** Start **

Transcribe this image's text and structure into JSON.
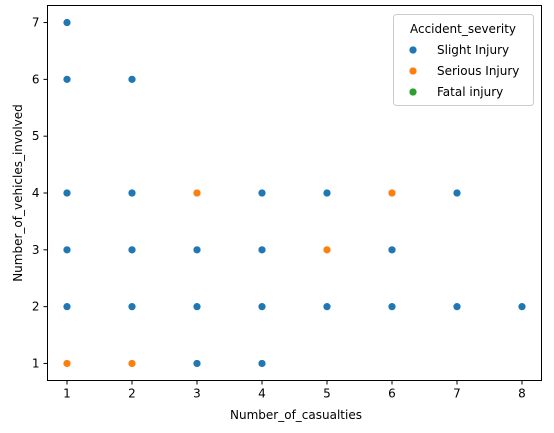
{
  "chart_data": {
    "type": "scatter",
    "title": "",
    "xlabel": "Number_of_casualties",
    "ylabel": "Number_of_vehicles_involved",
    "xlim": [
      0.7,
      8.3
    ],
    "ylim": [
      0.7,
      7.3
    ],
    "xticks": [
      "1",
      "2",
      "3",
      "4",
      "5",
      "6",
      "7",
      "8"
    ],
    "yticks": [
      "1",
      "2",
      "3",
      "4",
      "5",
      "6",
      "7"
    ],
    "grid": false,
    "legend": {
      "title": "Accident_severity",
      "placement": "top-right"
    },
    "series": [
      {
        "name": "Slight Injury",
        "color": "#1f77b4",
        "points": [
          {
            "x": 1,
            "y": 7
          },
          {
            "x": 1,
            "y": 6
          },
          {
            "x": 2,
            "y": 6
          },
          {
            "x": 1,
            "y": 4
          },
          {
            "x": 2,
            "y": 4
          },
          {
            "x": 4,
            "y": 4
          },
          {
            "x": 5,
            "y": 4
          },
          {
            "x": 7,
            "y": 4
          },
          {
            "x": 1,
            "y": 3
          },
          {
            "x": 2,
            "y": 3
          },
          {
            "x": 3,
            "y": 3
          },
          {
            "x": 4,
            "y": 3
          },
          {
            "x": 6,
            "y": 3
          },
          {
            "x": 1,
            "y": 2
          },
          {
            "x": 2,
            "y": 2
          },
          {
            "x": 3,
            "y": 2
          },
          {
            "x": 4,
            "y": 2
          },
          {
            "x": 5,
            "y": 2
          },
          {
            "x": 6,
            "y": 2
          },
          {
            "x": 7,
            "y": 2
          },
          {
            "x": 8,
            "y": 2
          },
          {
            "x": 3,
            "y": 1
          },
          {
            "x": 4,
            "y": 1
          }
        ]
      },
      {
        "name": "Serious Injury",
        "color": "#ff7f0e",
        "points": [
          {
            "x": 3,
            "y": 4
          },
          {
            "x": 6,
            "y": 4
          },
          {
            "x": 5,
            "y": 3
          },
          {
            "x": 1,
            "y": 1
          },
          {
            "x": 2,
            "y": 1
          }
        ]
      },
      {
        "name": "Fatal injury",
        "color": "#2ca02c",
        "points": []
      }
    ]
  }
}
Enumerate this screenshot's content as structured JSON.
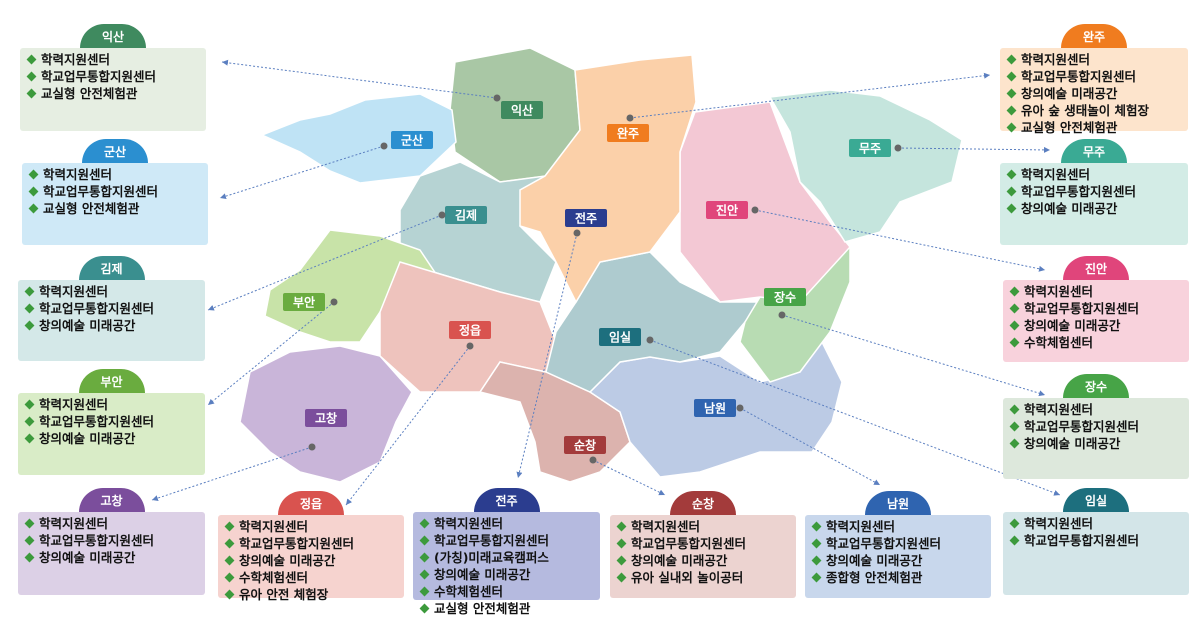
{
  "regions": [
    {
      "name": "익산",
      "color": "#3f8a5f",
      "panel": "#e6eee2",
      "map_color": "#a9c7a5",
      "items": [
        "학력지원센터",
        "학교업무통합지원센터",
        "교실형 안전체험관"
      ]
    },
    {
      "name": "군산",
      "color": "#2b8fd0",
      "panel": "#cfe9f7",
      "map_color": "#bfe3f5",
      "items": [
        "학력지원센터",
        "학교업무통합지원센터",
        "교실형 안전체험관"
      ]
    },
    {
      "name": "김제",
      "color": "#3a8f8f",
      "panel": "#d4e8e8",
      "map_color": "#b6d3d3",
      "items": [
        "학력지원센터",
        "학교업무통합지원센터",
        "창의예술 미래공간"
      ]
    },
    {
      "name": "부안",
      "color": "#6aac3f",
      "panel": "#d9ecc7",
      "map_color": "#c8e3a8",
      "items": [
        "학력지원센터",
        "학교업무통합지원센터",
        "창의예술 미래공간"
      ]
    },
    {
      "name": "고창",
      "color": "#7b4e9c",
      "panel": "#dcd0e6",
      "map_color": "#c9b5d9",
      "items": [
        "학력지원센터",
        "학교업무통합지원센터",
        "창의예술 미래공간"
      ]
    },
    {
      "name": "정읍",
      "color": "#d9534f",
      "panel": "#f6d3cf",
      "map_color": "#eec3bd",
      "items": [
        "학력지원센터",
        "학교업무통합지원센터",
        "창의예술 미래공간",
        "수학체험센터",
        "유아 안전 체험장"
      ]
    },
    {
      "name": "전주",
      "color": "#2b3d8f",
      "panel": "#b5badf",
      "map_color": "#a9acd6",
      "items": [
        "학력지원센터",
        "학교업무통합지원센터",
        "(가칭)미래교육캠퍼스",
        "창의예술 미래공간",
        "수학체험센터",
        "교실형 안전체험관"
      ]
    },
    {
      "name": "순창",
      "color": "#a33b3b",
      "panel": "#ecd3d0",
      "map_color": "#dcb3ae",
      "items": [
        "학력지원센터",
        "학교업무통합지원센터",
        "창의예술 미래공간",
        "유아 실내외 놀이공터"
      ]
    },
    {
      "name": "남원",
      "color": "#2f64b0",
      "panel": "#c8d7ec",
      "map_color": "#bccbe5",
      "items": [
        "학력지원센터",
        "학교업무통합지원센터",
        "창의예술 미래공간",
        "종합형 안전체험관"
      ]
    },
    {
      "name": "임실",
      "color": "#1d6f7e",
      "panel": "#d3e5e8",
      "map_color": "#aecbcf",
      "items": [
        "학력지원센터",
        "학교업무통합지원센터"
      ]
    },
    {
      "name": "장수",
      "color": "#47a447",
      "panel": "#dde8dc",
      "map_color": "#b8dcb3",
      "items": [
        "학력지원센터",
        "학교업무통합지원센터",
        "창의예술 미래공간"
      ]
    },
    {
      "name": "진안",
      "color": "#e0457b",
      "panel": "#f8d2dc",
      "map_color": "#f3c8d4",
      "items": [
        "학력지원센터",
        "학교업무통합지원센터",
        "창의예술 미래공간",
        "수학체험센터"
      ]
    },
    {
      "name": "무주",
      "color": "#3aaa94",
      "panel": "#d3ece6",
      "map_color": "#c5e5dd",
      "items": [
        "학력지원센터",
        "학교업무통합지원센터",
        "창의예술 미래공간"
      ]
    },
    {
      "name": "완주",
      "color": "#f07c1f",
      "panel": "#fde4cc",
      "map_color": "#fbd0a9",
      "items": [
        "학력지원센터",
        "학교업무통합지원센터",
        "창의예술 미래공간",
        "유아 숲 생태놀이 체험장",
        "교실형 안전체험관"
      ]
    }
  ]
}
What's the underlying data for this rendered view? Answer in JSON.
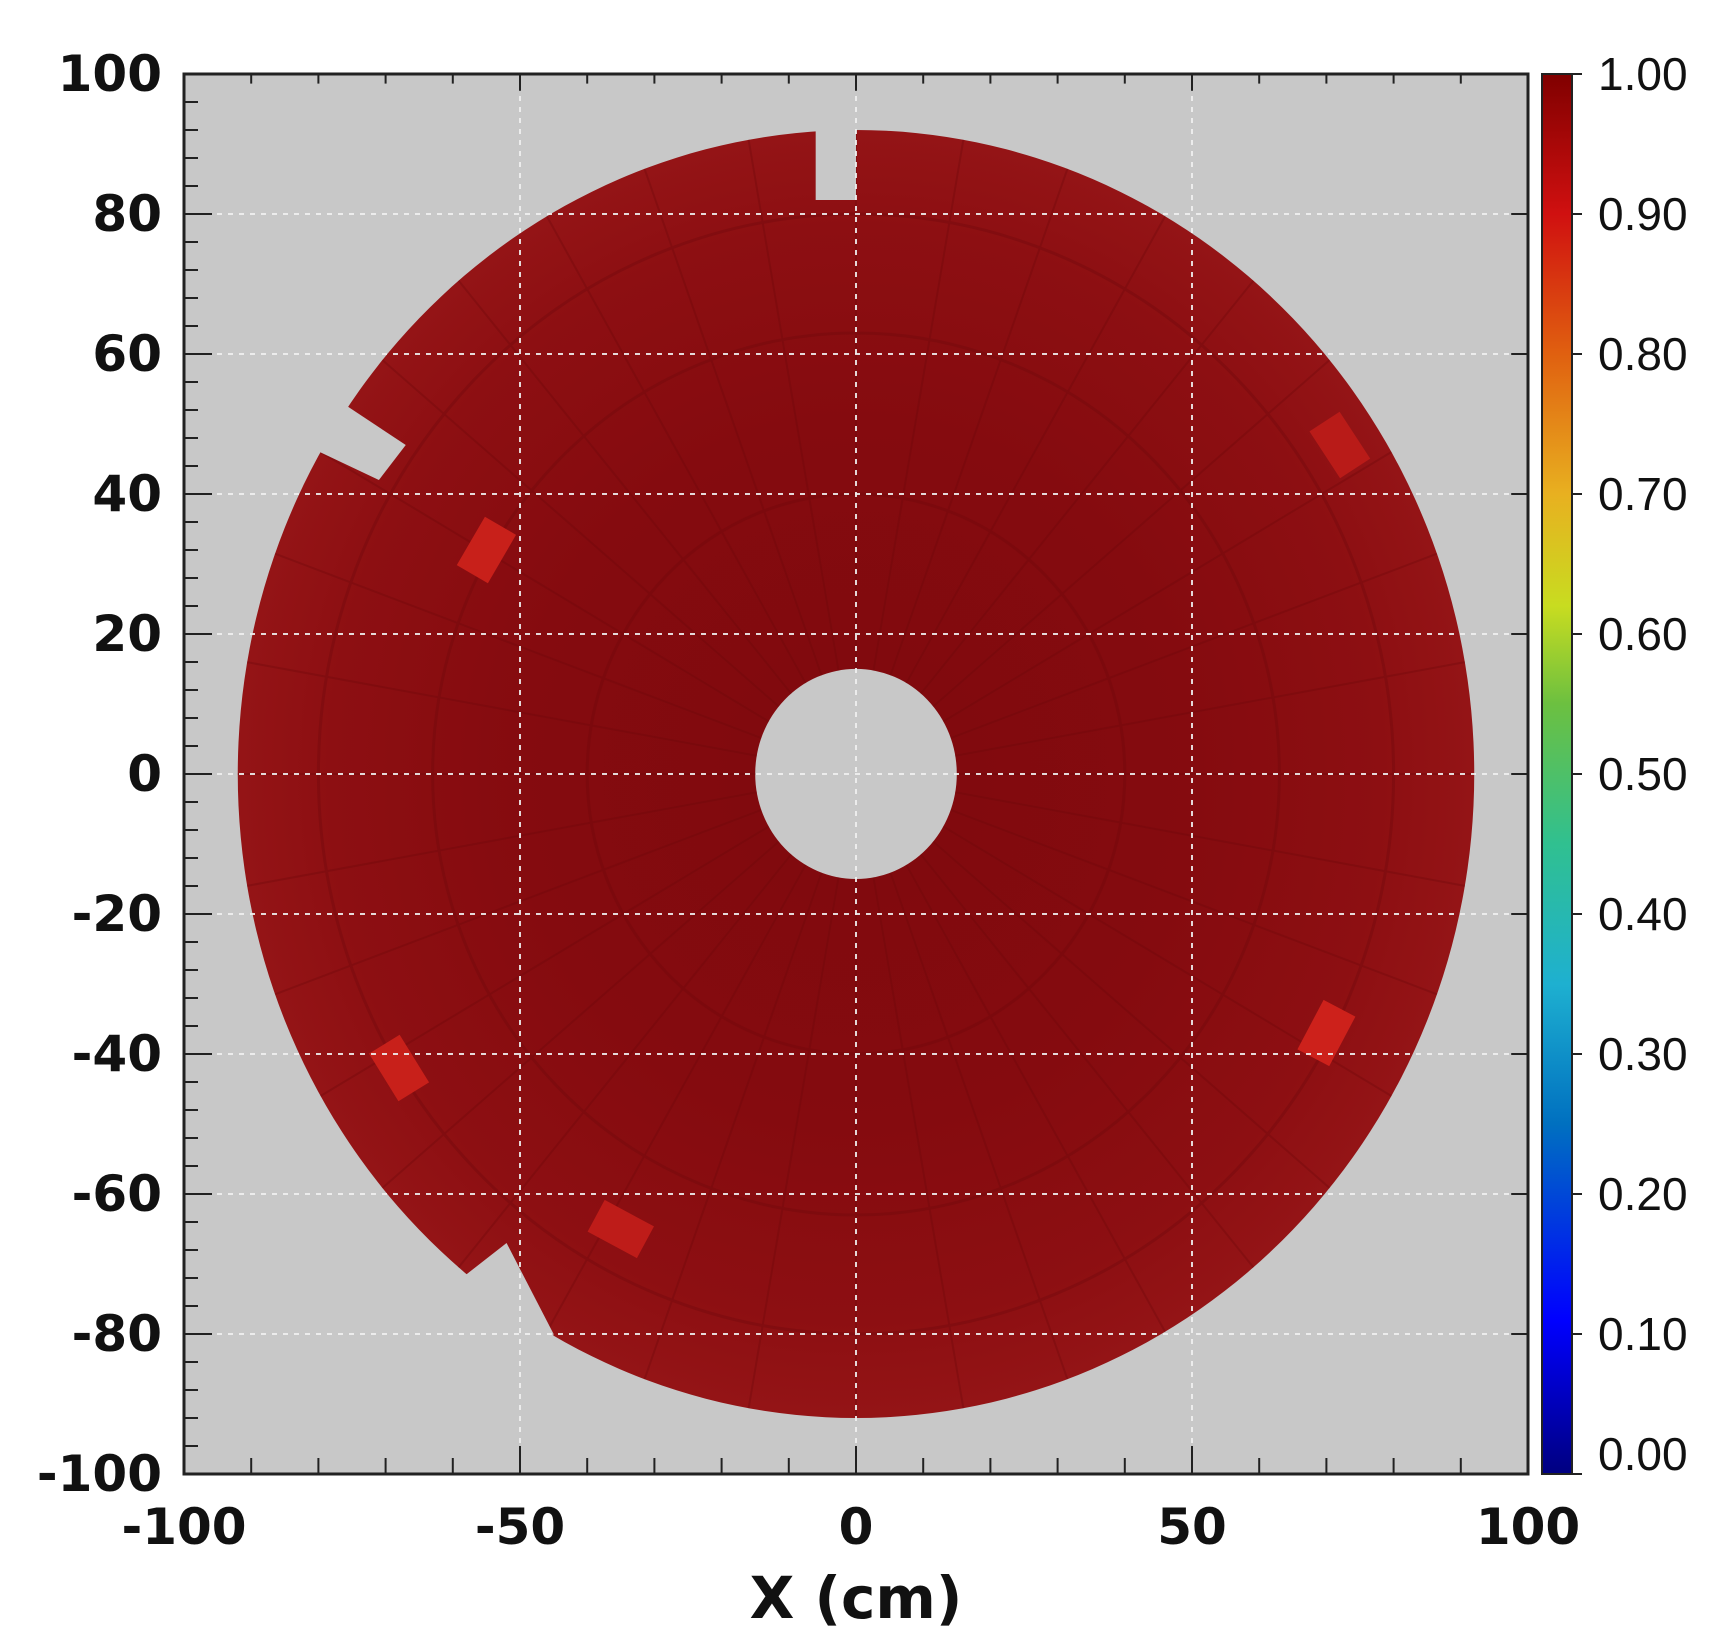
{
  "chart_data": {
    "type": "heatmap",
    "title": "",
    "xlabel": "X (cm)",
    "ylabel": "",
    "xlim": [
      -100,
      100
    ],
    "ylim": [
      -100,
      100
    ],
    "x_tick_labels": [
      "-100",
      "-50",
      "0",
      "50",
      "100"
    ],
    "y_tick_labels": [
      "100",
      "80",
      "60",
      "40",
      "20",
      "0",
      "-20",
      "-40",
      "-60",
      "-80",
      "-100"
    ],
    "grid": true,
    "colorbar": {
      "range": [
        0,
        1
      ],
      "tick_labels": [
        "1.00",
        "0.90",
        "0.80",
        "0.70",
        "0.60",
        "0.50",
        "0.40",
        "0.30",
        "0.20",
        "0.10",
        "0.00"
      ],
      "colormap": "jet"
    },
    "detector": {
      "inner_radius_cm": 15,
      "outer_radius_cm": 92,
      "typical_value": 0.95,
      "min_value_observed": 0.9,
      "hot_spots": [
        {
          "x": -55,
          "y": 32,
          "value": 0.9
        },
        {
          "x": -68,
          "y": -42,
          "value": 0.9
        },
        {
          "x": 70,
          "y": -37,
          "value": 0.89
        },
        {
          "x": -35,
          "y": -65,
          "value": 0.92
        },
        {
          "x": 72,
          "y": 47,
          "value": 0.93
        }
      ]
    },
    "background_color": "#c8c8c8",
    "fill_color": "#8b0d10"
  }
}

** End **

▸ **Aim**
Reproduce the whole listing exactly, but not the images in it.

▸ **Exercise solution**
Transcribe this image's text and structure into JSON.
{
  "chart_data": {
    "type": "scatter",
    "title": "",
    "xlabel": "Number_of_casualties",
    "ylabel": "Number_of_vehicles_involved",
    "xlim": [
      0.7,
      8.3
    ],
    "ylim": [
      0.7,
      7.3
    ],
    "xticks": [
      "1",
      "2",
      "3",
      "4",
      "5",
      "6",
      "7",
      "8"
    ],
    "yticks": [
      "1",
      "2",
      "3",
      "4",
      "5",
      "6",
      "7"
    ],
    "grid": false,
    "legend": {
      "title": "Accident_severity",
      "placement": "top-right"
    },
    "series": [
      {
        "name": "Slight Injury",
        "color": "#1f77b4",
        "points": [
          {
            "x": 1,
            "y": 7
          },
          {
            "x": 1,
            "y": 6
          },
          {
            "x": 2,
            "y": 6
          },
          {
            "x": 1,
            "y": 4
          },
          {
            "x": 2,
            "y": 4
          },
          {
            "x": 4,
            "y": 4
          },
          {
            "x": 5,
            "y": 4
          },
          {
            "x": 7,
            "y": 4
          },
          {
            "x": 1,
            "y": 3
          },
          {
            "x": 2,
            "y": 3
          },
          {
            "x": 3,
            "y": 3
          },
          {
            "x": 4,
            "y": 3
          },
          {
            "x": 6,
            "y": 3
          },
          {
            "x": 1,
            "y": 2
          },
          {
            "x": 2,
            "y": 2
          },
          {
            "x": 3,
            "y": 2
          },
          {
            "x": 4,
            "y": 2
          },
          {
            "x": 5,
            "y": 2
          },
          {
            "x": 6,
            "y": 2
          },
          {
            "x": 7,
            "y": 2
          },
          {
            "x": 8,
            "y": 2
          },
          {
            "x": 3,
            "y": 1
          },
          {
            "x": 4,
            "y": 1
          }
        ]
      },
      {
        "name": "Serious Injury",
        "color": "#ff7f0e",
        "points": [
          {
            "x": 3,
            "y": 4
          },
          {
            "x": 6,
            "y": 4
          },
          {
            "x": 5,
            "y": 3
          },
          {
            "x": 1,
            "y": 1
          },
          {
            "x": 2,
            "y": 1
          }
        ]
      },
      {
        "name": "Fatal injury",
        "color": "#2ca02c",
        "points": []
      }
    ]
  }
}
Enumerate this screenshot's content as structured JSON.
{
  "regions": [
    {
      "name": "익산",
      "color": "#3f8a5f",
      "panel": "#e6eee2",
      "map_color": "#a9c7a5",
      "items": [
        "학력지원센터",
        "학교업무통합지원센터",
        "교실형 안전체험관"
      ]
    },
    {
      "name": "군산",
      "color": "#2b8fd0",
      "panel": "#cfe9f7",
      "map_color": "#bfe3f5",
      "items": [
        "학력지원센터",
        "학교업무통합지원센터",
        "교실형 안전체험관"
      ]
    },
    {
      "name": "김제",
      "color": "#3a8f8f",
      "panel": "#d4e8e8",
      "map_color": "#b6d3d3",
      "items": [
        "학력지원센터",
        "학교업무통합지원센터",
        "창의예술 미래공간"
      ]
    },
    {
      "name": "부안",
      "color": "#6aac3f",
      "panel": "#d9ecc7",
      "map_color": "#c8e3a8",
      "items": [
        "학력지원센터",
        "학교업무통합지원센터",
        "창의예술 미래공간"
      ]
    },
    {
      "name": "고창",
      "color": "#7b4e9c",
      "panel": "#dcd0e6",
      "map_color": "#c9b5d9",
      "items": [
        "학력지원센터",
        "학교업무통합지원센터",
        "창의예술 미래공간"
      ]
    },
    {
      "name": "정읍",
      "color": "#d9534f",
      "panel": "#f6d3cf",
      "map_color": "#eec3bd",
      "items": [
        "학력지원센터",
        "학교업무통합지원센터",
        "창의예술 미래공간",
        "수학체험센터",
        "유아 안전 체험장"
      ]
    },
    {
      "name": "전주",
      "color": "#2b3d8f",
      "panel": "#b5badf",
      "map_color": "#a9acd6",
      "items": [
        "학력지원센터",
        "학교업무통합지원센터",
        "(가칭)미래교육캠퍼스",
        "창의예술 미래공간",
        "수학체험센터",
        "교실형 안전체험관"
      ]
    },
    {
      "name": "순창",
      "color": "#a33b3b",
      "panel": "#ecd3d0",
      "map_color": "#dcb3ae",
      "items": [
        "학력지원센터",
        "학교업무통합지원센터",
        "창의예술 미래공간",
        "유아 실내외 놀이공터"
      ]
    },
    {
      "name": "남원",
      "color": "#2f64b0",
      "panel": "#c8d7ec",
      "map_color": "#bccbe5",
      "items": [
        "학력지원센터",
        "학교업무통합지원센터",
        "창의예술 미래공간",
        "종합형 안전체험관"
      ]
    },
    {
      "name": "임실",
      "color": "#1d6f7e",
      "panel": "#d3e5e8",
      "map_color": "#aecbcf",
      "items": [
        "학력지원센터",
        "학교업무통합지원센터"
      ]
    },
    {
      "name": "장수",
      "color": "#47a447",
      "panel": "#dde8dc",
      "map_color": "#b8dcb3",
      "items": [
        "학력지원센터",
        "학교업무통합지원센터",
        "창의예술 미래공간"
      ]
    },
    {
      "name": "진안",
      "color": "#e0457b",
      "panel": "#f8d2dc",
      "map_color": "#f3c8d4",
      "items": [
        "학력지원센터",
        "학교업무통합지원센터",
        "창의예술 미래공간",
        "수학체험센터"
      ]
    },
    {
      "name": "무주",
      "color": "#3aaa94",
      "panel": "#d3ece6",
      "map_color": "#c5e5dd",
      "items": [
        "학력지원센터",
        "학교업무통합지원센터",
        "창의예술 미래공간"
      ]
    },
    {
      "name": "완주",
      "color": "#f07c1f",
      "panel": "#fde4cc",
      "map_color": "#fbd0a9",
      "items": [
        "학력지원센터",
        "학교업무통합지원센터",
        "창의예술 미래공간",
        "유아 숲 생태놀이 체험장",
        "교실형 안전체험관"
      ]
    }
  ]
}
What's the underlying data for this rendered view? Answer in JSON.
{
  "chart_data": {
    "type": "heatmap",
    "title": "",
    "xlabel": "X (cm)",
    "ylabel": "",
    "xlim": [
      -100,
      100
    ],
    "ylim": [
      -100,
      100
    ],
    "x_tick_labels": [
      "-100",
      "-50",
      "0",
      "50",
      "100"
    ],
    "y_tick_labels": [
      "100",
      "80",
      "60",
      "40",
      "20",
      "0",
      "-20",
      "-40",
      "-60",
      "-80",
      "-100"
    ],
    "grid": true,
    "colorbar": {
      "range": [
        0,
        1
      ],
      "tick_labels": [
        "1.00",
        "0.90",
        "0.80",
        "0.70",
        "0.60",
        "0.50",
        "0.40",
        "0.30",
        "0.20",
        "0.10",
        "0.00"
      ],
      "colormap": "jet"
    },
    "detector": {
      "inner_radius_cm": 15,
      "outer_radius_cm": 92,
      "typical_value": 0.95,
      "min_value_observed": 0.9,
      "hot_spots": [
        {
          "x": -55,
          "y": 32,
          "value": 0.9
        },
        {
          "x": -68,
          "y": -42,
          "value": 0.9
        },
        {
          "x": 70,
          "y": -37,
          "value": 0.89
        },
        {
          "x": -35,
          "y": -65,
          "value": 0.92
        },
        {
          "x": 72,
          "y": 47,
          "value": 0.93
        }
      ]
    },
    "background_color": "#c8c8c8",
    "fill_color": "#8b0d10"
  }
}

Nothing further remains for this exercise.